• **課題の説明**: 以下のすべての行で「earpiece-speaker」を「receiver-speaker」に書き換え、ほかは一切変えずに行を書き直してもらえますか？
++++++++++++++++++++
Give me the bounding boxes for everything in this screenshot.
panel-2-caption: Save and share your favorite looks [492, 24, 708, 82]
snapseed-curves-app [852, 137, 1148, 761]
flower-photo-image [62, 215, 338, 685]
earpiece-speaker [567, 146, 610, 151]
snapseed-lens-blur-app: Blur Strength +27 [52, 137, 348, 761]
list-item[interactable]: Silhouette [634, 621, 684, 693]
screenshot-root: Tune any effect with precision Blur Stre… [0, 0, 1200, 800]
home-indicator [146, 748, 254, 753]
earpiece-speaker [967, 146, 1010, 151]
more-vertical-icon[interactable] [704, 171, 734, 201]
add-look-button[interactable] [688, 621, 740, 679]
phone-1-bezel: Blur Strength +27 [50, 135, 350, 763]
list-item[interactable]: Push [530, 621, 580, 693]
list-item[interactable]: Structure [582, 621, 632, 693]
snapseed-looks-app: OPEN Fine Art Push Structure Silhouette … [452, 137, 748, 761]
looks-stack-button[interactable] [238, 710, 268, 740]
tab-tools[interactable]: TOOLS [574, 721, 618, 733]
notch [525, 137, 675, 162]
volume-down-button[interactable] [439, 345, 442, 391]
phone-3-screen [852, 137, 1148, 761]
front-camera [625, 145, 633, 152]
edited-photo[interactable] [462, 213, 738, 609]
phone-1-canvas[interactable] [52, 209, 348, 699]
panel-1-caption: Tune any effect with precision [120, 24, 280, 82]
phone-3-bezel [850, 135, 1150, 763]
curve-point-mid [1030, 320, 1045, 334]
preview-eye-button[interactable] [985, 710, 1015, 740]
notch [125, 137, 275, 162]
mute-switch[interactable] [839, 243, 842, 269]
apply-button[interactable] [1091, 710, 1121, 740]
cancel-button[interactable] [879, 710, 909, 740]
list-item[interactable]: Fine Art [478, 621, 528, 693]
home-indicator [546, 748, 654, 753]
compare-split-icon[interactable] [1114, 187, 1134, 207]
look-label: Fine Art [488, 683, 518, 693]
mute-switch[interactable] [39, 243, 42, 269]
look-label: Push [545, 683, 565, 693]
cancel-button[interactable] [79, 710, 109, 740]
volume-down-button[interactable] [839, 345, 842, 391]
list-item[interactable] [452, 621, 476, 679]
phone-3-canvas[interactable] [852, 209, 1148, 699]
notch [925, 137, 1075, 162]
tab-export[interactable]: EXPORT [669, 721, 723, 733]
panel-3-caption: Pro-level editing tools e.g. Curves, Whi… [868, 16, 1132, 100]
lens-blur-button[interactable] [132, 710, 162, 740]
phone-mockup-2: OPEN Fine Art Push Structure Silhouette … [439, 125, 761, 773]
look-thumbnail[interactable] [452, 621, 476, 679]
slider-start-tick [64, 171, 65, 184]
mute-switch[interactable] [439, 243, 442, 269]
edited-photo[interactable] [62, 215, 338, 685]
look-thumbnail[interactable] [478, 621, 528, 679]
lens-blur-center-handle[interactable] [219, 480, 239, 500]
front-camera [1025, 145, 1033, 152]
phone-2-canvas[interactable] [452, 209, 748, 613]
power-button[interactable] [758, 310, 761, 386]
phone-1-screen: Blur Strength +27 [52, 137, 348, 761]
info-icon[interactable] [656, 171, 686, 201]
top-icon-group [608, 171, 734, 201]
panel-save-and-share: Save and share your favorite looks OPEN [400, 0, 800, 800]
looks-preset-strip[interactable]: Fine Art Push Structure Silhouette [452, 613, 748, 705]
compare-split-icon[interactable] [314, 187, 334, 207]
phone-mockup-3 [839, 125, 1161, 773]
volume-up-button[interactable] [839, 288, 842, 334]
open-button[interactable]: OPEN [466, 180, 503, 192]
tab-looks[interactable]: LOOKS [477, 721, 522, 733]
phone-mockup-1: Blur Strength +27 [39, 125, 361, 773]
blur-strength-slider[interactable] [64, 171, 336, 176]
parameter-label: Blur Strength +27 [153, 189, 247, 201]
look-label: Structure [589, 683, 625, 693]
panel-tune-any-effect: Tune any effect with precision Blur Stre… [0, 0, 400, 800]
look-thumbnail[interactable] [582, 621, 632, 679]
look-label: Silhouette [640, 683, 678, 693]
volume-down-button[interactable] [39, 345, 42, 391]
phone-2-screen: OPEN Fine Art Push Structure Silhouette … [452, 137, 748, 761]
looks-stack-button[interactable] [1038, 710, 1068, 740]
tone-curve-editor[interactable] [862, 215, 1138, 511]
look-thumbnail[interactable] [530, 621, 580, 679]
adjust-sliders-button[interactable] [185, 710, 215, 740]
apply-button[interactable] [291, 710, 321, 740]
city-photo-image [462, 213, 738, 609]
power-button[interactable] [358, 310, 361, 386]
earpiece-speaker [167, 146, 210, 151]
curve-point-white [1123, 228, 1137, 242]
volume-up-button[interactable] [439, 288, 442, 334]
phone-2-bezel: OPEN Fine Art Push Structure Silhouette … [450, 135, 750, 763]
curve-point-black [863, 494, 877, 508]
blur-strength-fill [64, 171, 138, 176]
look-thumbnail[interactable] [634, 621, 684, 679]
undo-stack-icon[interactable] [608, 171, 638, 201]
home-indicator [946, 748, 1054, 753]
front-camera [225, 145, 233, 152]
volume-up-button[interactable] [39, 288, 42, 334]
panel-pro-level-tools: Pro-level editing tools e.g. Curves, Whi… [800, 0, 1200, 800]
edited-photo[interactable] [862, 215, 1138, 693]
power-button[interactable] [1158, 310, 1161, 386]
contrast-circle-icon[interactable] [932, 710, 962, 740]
++++++++++++++++++++
• **この課題の解答**:
Give me the bounding boxes for everything in this screenshot.
panel-2-caption: Save and share your favorite looks [492, 24, 708, 82]
snapseed-curves-app [852, 137, 1148, 761]
flower-photo-image [62, 215, 338, 685]
receiver-speaker [567, 146, 610, 151]
snapseed-lens-blur-app: Blur Strength +27 [52, 137, 348, 761]
list-item[interactable]: Silhouette [634, 621, 684, 693]
screenshot-root: Tune any effect with precision Blur Stre… [0, 0, 1200, 800]
home-indicator [146, 748, 254, 753]
receiver-speaker [967, 146, 1010, 151]
more-vertical-icon[interactable] [704, 171, 734, 201]
add-look-button[interactable] [688, 621, 740, 679]
phone-1-bezel: Blur Strength +27 [50, 135, 350, 763]
list-item[interactable]: Push [530, 621, 580, 693]
list-item[interactable]: Structure [582, 621, 632, 693]
snapseed-looks-app: OPEN Fine Art Push Structure Silhouette … [452, 137, 748, 761]
looks-stack-button[interactable] [238, 710, 268, 740]
tab-tools[interactable]: TOOLS [574, 721, 618, 733]
notch [525, 137, 675, 162]
volume-down-button[interactable] [439, 345, 442, 391]
phone-3-screen [852, 137, 1148, 761]
front-camera [625, 145, 633, 152]
edited-photo[interactable] [462, 213, 738, 609]
phone-1-canvas[interactable] [52, 209, 348, 699]
panel-1-caption: Tune any effect with precision [120, 24, 280, 82]
phone-3-bezel [850, 135, 1150, 763]
curve-point-mid [1030, 320, 1045, 334]
preview-eye-button[interactable] [985, 710, 1015, 740]
notch [125, 137, 275, 162]
mute-switch[interactable] [839, 243, 842, 269]
apply-button[interactable] [1091, 710, 1121, 740]
cancel-button[interactable] [879, 710, 909, 740]
list-item[interactable]: Fine Art [478, 621, 528, 693]
home-indicator [546, 748, 654, 753]
compare-split-icon[interactable] [1114, 187, 1134, 207]
look-label: Fine Art [488, 683, 518, 693]
mute-switch[interactable] [39, 243, 42, 269]
look-label: Push [545, 683, 565, 693]
cancel-button[interactable] [79, 710, 109, 740]
volume-down-button[interactable] [839, 345, 842, 391]
list-item[interactable] [452, 621, 476, 679]
phone-3-canvas[interactable] [852, 209, 1148, 699]
notch [925, 137, 1075, 162]
tab-export[interactable]: EXPORT [669, 721, 723, 733]
panel-3-caption: Pro-level editing tools e.g. Curves, Whi… [868, 16, 1132, 100]
lens-blur-button[interactable] [132, 710, 162, 740]
phone-mockup-2: OPEN Fine Art Push Structure Silhouette … [439, 125, 761, 773]
look-thumbnail[interactable] [452, 621, 476, 679]
slider-start-tick [64, 171, 65, 184]
mute-switch[interactable] [439, 243, 442, 269]
edited-photo[interactable] [62, 215, 338, 685]
look-thumbnail[interactable] [478, 621, 528, 679]
lens-blur-center-handle[interactable] [219, 480, 239, 500]
front-camera [1025, 145, 1033, 152]
phone-2-canvas[interactable] [452, 209, 748, 613]
power-button[interactable] [758, 310, 761, 386]
phone-1-screen: Blur Strength +27 [52, 137, 348, 761]
info-icon[interactable] [656, 171, 686, 201]
top-icon-group [608, 171, 734, 201]
panel-save-and-share: Save and share your favorite looks OPEN [400, 0, 800, 800]
looks-preset-strip[interactable]: Fine Art Push Structure Silhouette [452, 613, 748, 705]
compare-split-icon[interactable] [314, 187, 334, 207]
phone-mockup-3 [839, 125, 1161, 773]
volume-up-button[interactable] [839, 288, 842, 334]
open-button[interactable]: OPEN [466, 180, 503, 192]
tab-looks[interactable]: LOOKS [477, 721, 522, 733]
phone-mockup-1: Blur Strength +27 [39, 125, 361, 773]
blur-strength-slider[interactable] [64, 171, 336, 176]
parameter-label: Blur Strength +27 [153, 189, 247, 201]
look-label: Structure [589, 683, 625, 693]
panel-tune-any-effect: Tune any effect with precision Blur Stre… [0, 0, 400, 800]
look-thumbnail[interactable] [582, 621, 632, 679]
look-label: Silhouette [640, 683, 678, 693]
volume-down-button[interactable] [39, 345, 42, 391]
phone-2-screen: OPEN Fine Art Push Structure Silhouette … [452, 137, 748, 761]
looks-stack-button[interactable] [1038, 710, 1068, 740]
tone-curve-editor[interactable] [862, 215, 1138, 511]
look-thumbnail[interactable] [530, 621, 580, 679]
adjust-sliders-button[interactable] [185, 710, 215, 740]
apply-button[interactable] [291, 710, 321, 740]
city-photo-image [462, 213, 738, 609]
power-button[interactable] [358, 310, 361, 386]
receiver-speaker [167, 146, 210, 151]
curve-point-white [1123, 228, 1137, 242]
volume-up-button[interactable] [439, 288, 442, 334]
phone-2-bezel: OPEN Fine Art Push Structure Silhouette … [450, 135, 750, 763]
curve-point-black [863, 494, 877, 508]
blur-strength-fill [64, 171, 138, 176]
look-thumbnail[interactable] [634, 621, 684, 679]
undo-stack-icon[interactable] [608, 171, 638, 201]
home-indicator [946, 748, 1054, 753]
front-camera [225, 145, 233, 152]
volume-up-button[interactable] [39, 288, 42, 334]
panel-pro-level-tools: Pro-level editing tools e.g. Curves, Whi… [800, 0, 1200, 800]
edited-photo[interactable] [862, 215, 1138, 693]
power-button[interactable] [1158, 310, 1161, 386]
contrast-circle-icon[interactable] [932, 710, 962, 740]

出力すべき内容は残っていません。